» What you need to do: The answer must consist of each line below that contains the word "Mediterranean", copied in full.

━━━ Dataset records

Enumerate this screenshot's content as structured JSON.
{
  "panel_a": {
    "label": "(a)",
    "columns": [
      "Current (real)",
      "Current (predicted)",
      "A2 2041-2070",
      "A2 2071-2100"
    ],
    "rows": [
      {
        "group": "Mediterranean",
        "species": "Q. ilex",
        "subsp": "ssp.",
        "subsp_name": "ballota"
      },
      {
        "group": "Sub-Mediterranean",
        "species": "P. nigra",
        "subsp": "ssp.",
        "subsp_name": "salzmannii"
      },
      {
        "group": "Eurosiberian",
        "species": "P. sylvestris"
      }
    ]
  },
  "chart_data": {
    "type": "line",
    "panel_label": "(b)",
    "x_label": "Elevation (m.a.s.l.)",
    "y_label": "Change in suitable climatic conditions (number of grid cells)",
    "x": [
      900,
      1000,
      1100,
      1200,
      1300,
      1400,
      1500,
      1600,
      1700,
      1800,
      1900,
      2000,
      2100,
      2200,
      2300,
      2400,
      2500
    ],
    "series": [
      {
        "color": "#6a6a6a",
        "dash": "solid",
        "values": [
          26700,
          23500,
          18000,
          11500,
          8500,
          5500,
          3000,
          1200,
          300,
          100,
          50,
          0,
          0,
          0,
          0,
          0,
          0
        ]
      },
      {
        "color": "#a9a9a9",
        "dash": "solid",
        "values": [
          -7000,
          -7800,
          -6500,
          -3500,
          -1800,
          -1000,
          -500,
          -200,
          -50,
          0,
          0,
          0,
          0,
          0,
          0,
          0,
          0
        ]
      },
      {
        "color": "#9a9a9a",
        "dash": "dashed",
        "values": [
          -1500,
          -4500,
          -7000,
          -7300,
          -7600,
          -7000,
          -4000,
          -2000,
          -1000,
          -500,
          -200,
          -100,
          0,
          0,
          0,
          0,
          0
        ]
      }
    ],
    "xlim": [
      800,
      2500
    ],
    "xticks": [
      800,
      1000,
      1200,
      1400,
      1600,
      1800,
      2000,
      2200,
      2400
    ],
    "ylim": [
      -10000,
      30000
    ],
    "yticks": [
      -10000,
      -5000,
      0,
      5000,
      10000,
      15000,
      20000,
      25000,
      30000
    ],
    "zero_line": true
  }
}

━━━━━━

» Solution to the problem:
        "group": "Mediterranean",
        "group": "Sub-Mediterranean",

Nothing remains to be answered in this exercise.